_Problems to solve:_
**1)** In the mountain bike race report, what color kit was the rider's pacing buddy wearing?
**2)** Please reproduce the part of the mountain bike race report starting at "Hmmm ... halfway" and ending at "of Jasper's Knob.".
**3)** Resume the mountain bike race report after its last sentence, keeping the same voice.

_Quoted passage:_
━━━

Death by a 1000 punchy climbs

A dry Dirty Mary is WAY better than a wet one, and it was nice to be able to have traction on that off-camber clay climb. Then onto Flannel Shirt with that nice little detour from easy trail onto a rickety old bridge.  I half expected a token station right here.  From there the course seemed to ease up, if just for a bit.  But once I got to Lake Sally, the legs began to burn with all the climbing.  And the double track, aye yai yai.  If wasn't struggling up the steepest of pitches, I was working my way around mud holes that smelled like they were corpse-filled.  I even walked around a few, not wanting that putrid muddy water on me or my bike.

Hmmm ... halfway through this second lap and still no tokens.  I wouldn't put it past Todd to have only one token station at the top of Jasper's Knob.

I found a buddy to hang with during these next 5 miles.  I can't remember his name but he was wearing an orange kit.  During the beginning of this second lap out of Jackson, I thought I was chasing down Dave, which helped to stoke my fire.  I hate I forget his name, but I owe him a big thanks for setting a great pace.  He probably thought I was a little crazy when I cried out "My favorite part!" as we began the rock slab HAB.  And at that moment it was, for it signified that the suffering would soon end.

But then, Cry Baby.  I swear to God it felt like it went on ... FOREVER.  Purgatory might be a better name for it.  I had never ridden this in daylight and at one point I was thinking that riding it at night was better, for on and on and on and on it went.

Finally!  The two (or three) steep rollover descents signified that pavement was close.  I heard church bells in the distance as I was finishing up the last bit of single track and for the first time knew that I was 8 hours into this race.  You see, I only had the breadcrumb trail up on my Garmin screen:  no distance, no time, as I did not want to know.

━━━

(Saved data entries)

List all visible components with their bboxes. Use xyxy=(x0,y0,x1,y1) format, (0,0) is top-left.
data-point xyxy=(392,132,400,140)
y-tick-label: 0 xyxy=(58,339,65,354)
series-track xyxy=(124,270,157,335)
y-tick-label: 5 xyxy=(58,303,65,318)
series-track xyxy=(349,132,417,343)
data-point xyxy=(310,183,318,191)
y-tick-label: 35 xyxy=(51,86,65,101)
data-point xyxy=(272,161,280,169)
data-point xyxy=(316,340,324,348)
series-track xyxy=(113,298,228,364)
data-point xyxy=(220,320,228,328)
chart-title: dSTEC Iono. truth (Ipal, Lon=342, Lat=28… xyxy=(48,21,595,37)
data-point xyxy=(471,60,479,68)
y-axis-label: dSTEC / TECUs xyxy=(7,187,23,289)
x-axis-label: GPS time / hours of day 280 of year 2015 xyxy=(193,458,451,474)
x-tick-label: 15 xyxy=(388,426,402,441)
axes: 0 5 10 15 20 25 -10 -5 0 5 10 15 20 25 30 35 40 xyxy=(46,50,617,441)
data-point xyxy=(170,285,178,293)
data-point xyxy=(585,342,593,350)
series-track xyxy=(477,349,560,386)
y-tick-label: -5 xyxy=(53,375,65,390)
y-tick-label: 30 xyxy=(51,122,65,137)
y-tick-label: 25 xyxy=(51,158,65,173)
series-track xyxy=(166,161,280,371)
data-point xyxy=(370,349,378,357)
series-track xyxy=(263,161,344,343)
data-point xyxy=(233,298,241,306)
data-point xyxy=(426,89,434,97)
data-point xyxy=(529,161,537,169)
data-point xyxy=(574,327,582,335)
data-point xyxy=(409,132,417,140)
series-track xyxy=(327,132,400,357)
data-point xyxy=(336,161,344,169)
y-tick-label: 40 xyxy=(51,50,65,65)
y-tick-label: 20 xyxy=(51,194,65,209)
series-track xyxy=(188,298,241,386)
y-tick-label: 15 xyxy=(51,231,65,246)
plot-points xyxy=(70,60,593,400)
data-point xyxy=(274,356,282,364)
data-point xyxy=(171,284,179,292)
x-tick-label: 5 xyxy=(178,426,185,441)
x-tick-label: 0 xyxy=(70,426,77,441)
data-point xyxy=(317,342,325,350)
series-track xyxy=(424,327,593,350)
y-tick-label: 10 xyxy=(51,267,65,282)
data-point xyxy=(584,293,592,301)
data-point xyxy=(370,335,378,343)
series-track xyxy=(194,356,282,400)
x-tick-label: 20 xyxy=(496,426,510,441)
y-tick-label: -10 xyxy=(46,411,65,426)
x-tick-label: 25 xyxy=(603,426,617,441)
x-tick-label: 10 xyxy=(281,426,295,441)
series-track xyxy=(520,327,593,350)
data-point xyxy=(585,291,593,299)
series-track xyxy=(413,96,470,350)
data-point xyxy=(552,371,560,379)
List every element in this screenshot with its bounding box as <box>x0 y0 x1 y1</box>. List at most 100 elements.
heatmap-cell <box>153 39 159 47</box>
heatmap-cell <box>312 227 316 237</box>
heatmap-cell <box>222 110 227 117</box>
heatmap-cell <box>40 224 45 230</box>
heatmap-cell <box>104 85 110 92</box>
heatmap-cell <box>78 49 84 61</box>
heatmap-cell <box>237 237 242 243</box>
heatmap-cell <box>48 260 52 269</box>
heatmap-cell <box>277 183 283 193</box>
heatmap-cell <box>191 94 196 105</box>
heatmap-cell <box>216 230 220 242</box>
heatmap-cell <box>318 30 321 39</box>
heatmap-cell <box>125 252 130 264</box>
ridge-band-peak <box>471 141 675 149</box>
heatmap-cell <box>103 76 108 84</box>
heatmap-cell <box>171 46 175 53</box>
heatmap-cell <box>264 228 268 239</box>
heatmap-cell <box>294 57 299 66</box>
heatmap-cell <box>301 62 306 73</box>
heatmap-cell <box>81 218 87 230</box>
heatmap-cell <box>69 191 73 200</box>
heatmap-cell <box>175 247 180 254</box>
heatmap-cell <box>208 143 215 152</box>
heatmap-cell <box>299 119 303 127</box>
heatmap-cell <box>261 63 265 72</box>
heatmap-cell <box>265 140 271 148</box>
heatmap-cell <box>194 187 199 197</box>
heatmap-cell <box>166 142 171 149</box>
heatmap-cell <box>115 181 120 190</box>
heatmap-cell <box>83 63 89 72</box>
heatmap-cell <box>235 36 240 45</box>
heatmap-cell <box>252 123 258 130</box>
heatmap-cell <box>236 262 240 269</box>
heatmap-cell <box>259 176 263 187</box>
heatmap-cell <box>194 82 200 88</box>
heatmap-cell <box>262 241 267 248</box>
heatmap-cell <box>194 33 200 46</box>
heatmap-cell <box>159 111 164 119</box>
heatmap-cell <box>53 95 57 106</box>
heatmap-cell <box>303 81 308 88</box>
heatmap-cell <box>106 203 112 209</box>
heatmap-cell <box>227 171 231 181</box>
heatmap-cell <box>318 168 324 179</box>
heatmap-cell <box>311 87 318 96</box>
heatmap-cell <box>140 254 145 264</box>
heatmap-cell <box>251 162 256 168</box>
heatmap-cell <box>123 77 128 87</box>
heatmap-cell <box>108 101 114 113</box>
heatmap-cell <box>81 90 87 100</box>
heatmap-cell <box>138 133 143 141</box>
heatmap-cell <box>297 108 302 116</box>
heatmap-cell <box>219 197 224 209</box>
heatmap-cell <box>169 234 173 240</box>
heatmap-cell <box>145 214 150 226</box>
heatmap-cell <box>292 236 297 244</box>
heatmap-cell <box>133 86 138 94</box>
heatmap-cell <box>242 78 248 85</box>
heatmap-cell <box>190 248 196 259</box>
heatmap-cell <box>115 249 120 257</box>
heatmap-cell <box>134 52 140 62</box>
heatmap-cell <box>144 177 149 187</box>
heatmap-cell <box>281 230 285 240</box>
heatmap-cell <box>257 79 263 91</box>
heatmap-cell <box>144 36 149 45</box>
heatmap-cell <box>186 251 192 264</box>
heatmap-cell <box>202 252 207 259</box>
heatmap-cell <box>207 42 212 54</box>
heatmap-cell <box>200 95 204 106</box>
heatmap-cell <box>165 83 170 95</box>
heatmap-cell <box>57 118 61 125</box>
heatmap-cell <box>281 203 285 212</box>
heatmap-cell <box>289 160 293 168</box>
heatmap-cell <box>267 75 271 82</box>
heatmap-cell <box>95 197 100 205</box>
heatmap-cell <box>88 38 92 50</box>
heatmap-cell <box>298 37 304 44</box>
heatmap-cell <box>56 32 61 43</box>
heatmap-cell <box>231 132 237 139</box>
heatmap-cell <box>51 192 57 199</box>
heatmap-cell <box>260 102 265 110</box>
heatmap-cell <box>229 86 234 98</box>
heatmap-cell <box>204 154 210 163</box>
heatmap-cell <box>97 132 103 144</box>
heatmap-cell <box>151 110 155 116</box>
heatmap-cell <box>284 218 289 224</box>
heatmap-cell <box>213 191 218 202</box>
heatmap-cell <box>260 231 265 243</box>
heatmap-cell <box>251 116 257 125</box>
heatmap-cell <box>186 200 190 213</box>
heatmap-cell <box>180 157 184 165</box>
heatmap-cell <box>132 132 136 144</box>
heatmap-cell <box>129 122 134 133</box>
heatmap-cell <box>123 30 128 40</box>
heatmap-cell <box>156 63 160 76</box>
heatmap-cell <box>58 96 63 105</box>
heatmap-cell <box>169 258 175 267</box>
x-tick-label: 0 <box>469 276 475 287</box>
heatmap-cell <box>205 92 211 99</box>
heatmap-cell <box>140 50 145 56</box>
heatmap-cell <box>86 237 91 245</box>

━━━

_Task-by-task outputs:_
**1)** Orange.

**2)**
Hmmm ... halfway through this second lap and still no tokens.  I wouldn't put it past Todd to have only one token station at the top of Jasper's Knob.

**3)**
As I began the HAB up to Jasper's Knob, I saw a token station.  I was so hopeful this was as far as I had to go and I could turn around and start the descent.  But the breadcrumb trail said otherwise and then I saw another token station up a little further.  And then another.  And then one more at the top, with a dude standing there, probably going to take our race numbers down.  Haha!  Once I got close enough, I realized it was a mannequin.  I laughed to myself as I thought how those that hit this section in the dark would perceive this "person."  I bet there was a lot of one-sided conversations at the top of Jasper's Knob.

Racing back down off the knob, onto the pavement, and along finisher's alley, I rolled across the mat with a time of 8:14.  Fully stoked with how my day went, I presented all 5 tokens (including the #unfinishedbusiness one I got at packet pick up) and chalked up another hard earned finish (in the daylight, for once).  The finishing cake was heavily iced 15 minutes later, when, after getting cleaned up, I found out I had won.  I suppose I was just chasing ghosts or perhaps had gotten ahead of them at the Jackson Park aid station.  

A dollar for the W, which to me is worth so much more than 1 buck.

Dave Jolin also managed a 3rd place in the Master's field.  To him goes a big chest bump, as he was competing against guys that were 10 years younger.  So proud of what he accomplished, as he also took the NUE Marathon Series win!

What a helluva day!  I never had so much fun doing hard things.  And thanks to the hundreds of volunteers, official and unofficial, who helped make my day a little less hard.  You guys are the unsung heros.  

Those who finished, whether it took 6 hours or 40 hours, are all winners.  And to those #quitters, let that hashtag fuel your redemption for 2022!

Hands down, the best 100 miler and 100k out there.  And to think the Marji Gesick materialized 6 years ago when #blametodd and #blamedanny wondered about a summertime event they could come up with.  If they had known how many lives that would change for the better, they woulda washed those crazy thoughts down with another beer.